Records from a collection of figures:
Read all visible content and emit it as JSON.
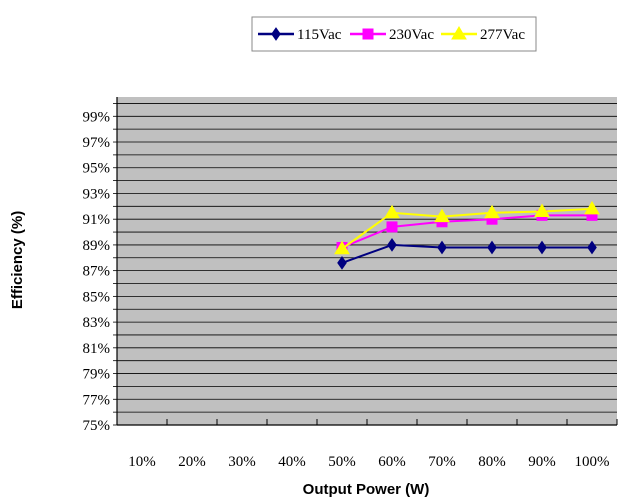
{
  "chart_data": {
    "type": "line",
    "title": "",
    "xlabel": "Output Power (W)",
    "ylabel": "Efficiency (%)",
    "categories": [
      "10%",
      "20%",
      "30%",
      "40%",
      "50%",
      "60%",
      "70%",
      "80%",
      "90%",
      "100%"
    ],
    "y_ticks": [
      "75%",
      "77%",
      "79%",
      "81%",
      "83%",
      "85%",
      "87%",
      "89%",
      "91%",
      "93%",
      "95%",
      "97%",
      "99%"
    ],
    "ylim": [
      75,
      100.5
    ],
    "grid": true,
    "legend_position": "top-center",
    "plot_background": "#c0c0c0",
    "series": [
      {
        "name": "115Vac",
        "color": "#000080",
        "marker": "diamond",
        "values": [
          null,
          null,
          null,
          null,
          87.6,
          89.0,
          88.8,
          88.8,
          88.8,
          88.8
        ]
      },
      {
        "name": "230Vac",
        "color": "#ff00ff",
        "marker": "square",
        "values": [
          null,
          null,
          null,
          null,
          88.8,
          90.4,
          90.8,
          91.0,
          91.3,
          91.3
        ]
      },
      {
        "name": "277Vac",
        "color": "#ffff00",
        "marker": "triangle",
        "values": [
          null,
          null,
          null,
          null,
          88.7,
          91.5,
          91.2,
          91.5,
          91.6,
          91.8
        ]
      }
    ]
  }
}
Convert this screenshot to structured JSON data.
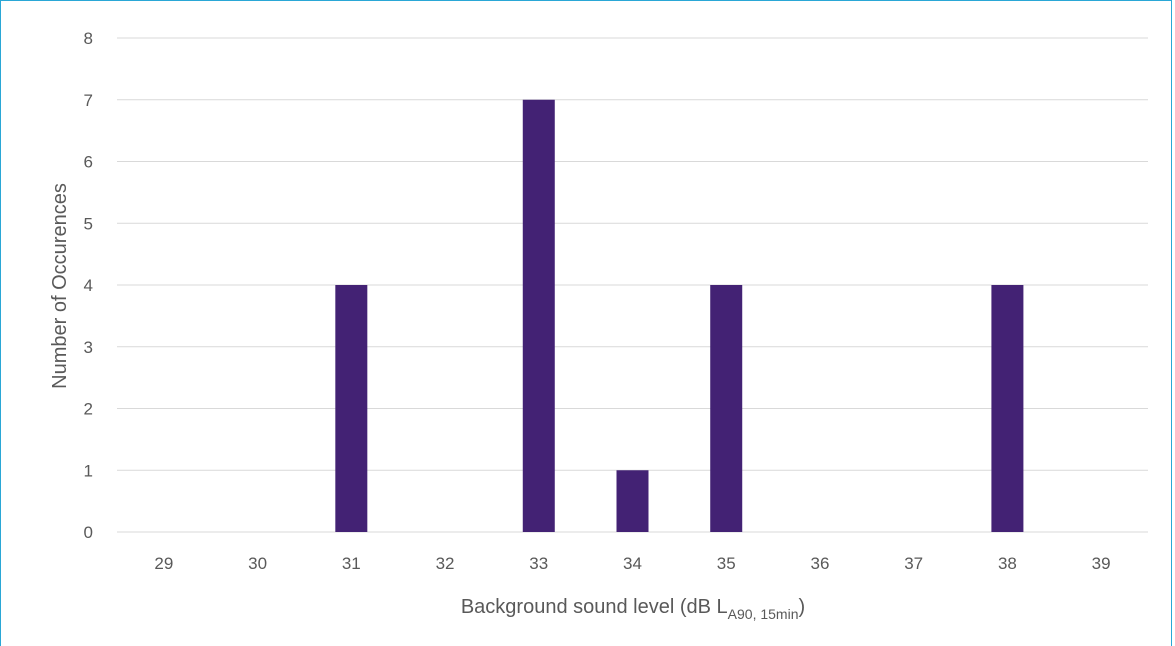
{
  "chart_data": {
    "type": "bar",
    "categories": [
      "29",
      "30",
      "31",
      "32",
      "33",
      "34",
      "35",
      "36",
      "37",
      "38",
      "39"
    ],
    "values": [
      0,
      0,
      4,
      0,
      7,
      1,
      4,
      0,
      0,
      4,
      0
    ],
    "ylim": [
      0,
      8
    ],
    "yticks": [
      "0",
      "1",
      "2",
      "3",
      "4",
      "5",
      "6",
      "7",
      "8"
    ],
    "xlabel": {
      "main": "Background sound level (dB L",
      "subscript": "A90, 15min",
      "suffix": ")"
    },
    "ylabel": "Number of Occurences",
    "grid": true,
    "legend": "none",
    "colors": {
      "bar": "#432274",
      "grid": "#d9d9d9",
      "text": "#595959",
      "border": "#2aa7d6"
    }
  }
}
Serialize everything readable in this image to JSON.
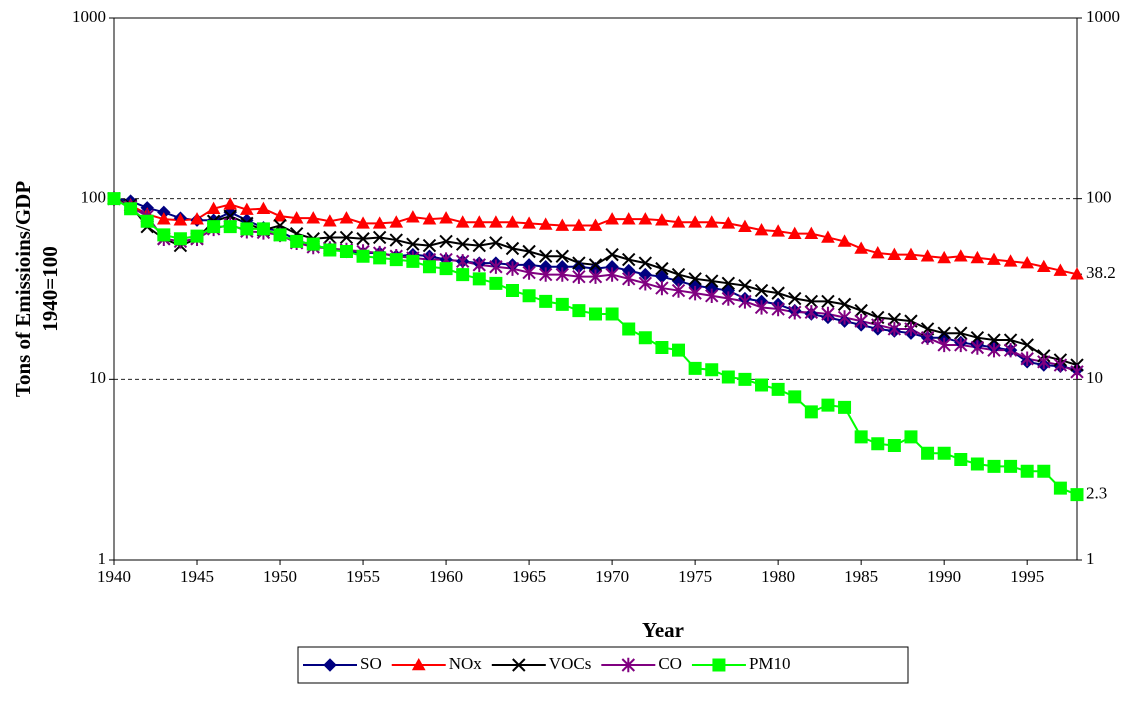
{
  "chart_data": {
    "type": "line",
    "ylabel_lines": [
      "Tons of Emissioins/GDP",
      "1940=100"
    ],
    "xlabel": "Year",
    "x": [
      1940,
      1941,
      1942,
      1943,
      1944,
      1945,
      1946,
      1947,
      1948,
      1949,
      1950,
      1951,
      1952,
      1953,
      1954,
      1955,
      1956,
      1957,
      1958,
      1959,
      1960,
      1961,
      1962,
      1963,
      1964,
      1965,
      1966,
      1967,
      1968,
      1969,
      1970,
      1971,
      1972,
      1973,
      1974,
      1975,
      1976,
      1977,
      1978,
      1979,
      1980,
      1981,
      1982,
      1983,
      1984,
      1985,
      1986,
      1987,
      1988,
      1989,
      1990,
      1991,
      1992,
      1993,
      1994,
      1995,
      1996,
      1997,
      1998
    ],
    "xlim": [
      1940,
      1998
    ],
    "xticks": [
      1940,
      1945,
      1950,
      1955,
      1960,
      1965,
      1970,
      1975,
      1980,
      1985,
      1990,
      1995
    ],
    "log_scale": true,
    "ylim": [
      1,
      1000
    ],
    "yticks": [
      1,
      10,
      100,
      1000
    ],
    "y2lim": [
      1,
      1000
    ],
    "y2ticks": [
      1,
      2.3,
      10,
      38.2,
      100,
      1000
    ],
    "grid": true,
    "legend": "bottom",
    "series": [
      {
        "name": "SO",
        "color": "#000080",
        "marker": "diamond",
        "values": [
          100,
          97,
          89,
          84,
          78,
          76,
          76,
          84,
          76,
          69,
          66,
          59,
          55,
          53,
          51,
          50,
          50,
          48,
          49,
          48,
          46,
          45,
          44,
          44,
          43,
          43,
          42,
          42,
          42,
          41,
          42,
          40,
          38,
          37,
          35,
          33,
          32,
          31,
          28,
          27,
          26,
          24,
          23,
          22,
          21,
          20,
          19,
          18.5,
          18,
          17,
          17,
          16,
          15.5,
          15,
          14.5,
          12.5,
          12,
          11.8,
          11.3
        ]
      },
      {
        "name": "NOx",
        "color": "#ff0000",
        "marker": "triangle",
        "values": [
          100,
          92,
          82,
          77,
          76,
          77,
          88,
          93,
          87,
          88,
          80,
          78,
          78,
          75,
          78,
          73,
          73,
          74,
          79,
          77,
          78,
          74,
          74,
          74,
          74,
          73,
          72,
          71,
          71,
          71,
          77,
          77,
          77,
          76,
          74,
          74,
          74,
          73,
          70,
          67,
          66,
          64,
          64,
          61,
          58,
          53,
          50,
          49,
          49,
          48,
          47,
          48,
          47,
          46,
          45,
          44,
          42,
          40,
          38.2
        ]
      },
      {
        "name": "VOCs",
        "color": "#000000",
        "marker": "x",
        "values": [
          100,
          92,
          70,
          60,
          55,
          60,
          75,
          80,
          73,
          67,
          71,
          64,
          60,
          61,
          61,
          60,
          61,
          59,
          56,
          55,
          58,
          56,
          55,
          57,
          53,
          51,
          48,
          48,
          44,
          43,
          49,
          46,
          44,
          41,
          38,
          36,
          35,
          34,
          33,
          31,
          30,
          28,
          27,
          27,
          26,
          24,
          22,
          21.5,
          21,
          19,
          18,
          18,
          17,
          16.5,
          16.5,
          15.5,
          13.5,
          12.8,
          12
        ]
      },
      {
        "name": "CO",
        "color": "#800080",
        "marker": "asterisk",
        "values": [
          100,
          90,
          80,
          60,
          58,
          60,
          68,
          72,
          66,
          65,
          63,
          57,
          54,
          53,
          52,
          51,
          50,
          48,
          47,
          46,
          46,
          45,
          43,
          42,
          41,
          39,
          38,
          38,
          37,
          37,
          38,
          36,
          34,
          32,
          31,
          30,
          29,
          28,
          27,
          25,
          24.5,
          23.5,
          23.5,
          23,
          22,
          21,
          20,
          19,
          19,
          17,
          15.5,
          15.5,
          15,
          14.5,
          14.5,
          13,
          12.5,
          12,
          11
        ]
      },
      {
        "name": "PM10",
        "color": "#00ff00",
        "marker": "square",
        "values": [
          100,
          88,
          75,
          63,
          60,
          62,
          70,
          70,
          68,
          68,
          63,
          58,
          56,
          52,
          51,
          48,
          47,
          46,
          45,
          42,
          41,
          38,
          36,
          34,
          31,
          29,
          27,
          26,
          24,
          23,
          23,
          19,
          17,
          15,
          14.5,
          11.5,
          11.3,
          10.3,
          10,
          9.3,
          8.8,
          8,
          6.6,
          7.2,
          7,
          4.8,
          4.4,
          4.3,
          4.8,
          3.9,
          3.9,
          3.6,
          3.4,
          3.3,
          3.3,
          3.1,
          3.1,
          2.5,
          2.3
        ]
      }
    ]
  }
}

TASK TO COMPLETE: Gather all lines from the listing above in which "JSON" occurs.

COMPLETE ANSWER:
Read all visible content and emit it as JSON.
Convert this screenshot to structured JSON data.
Serialize everything readable in this image to JSON.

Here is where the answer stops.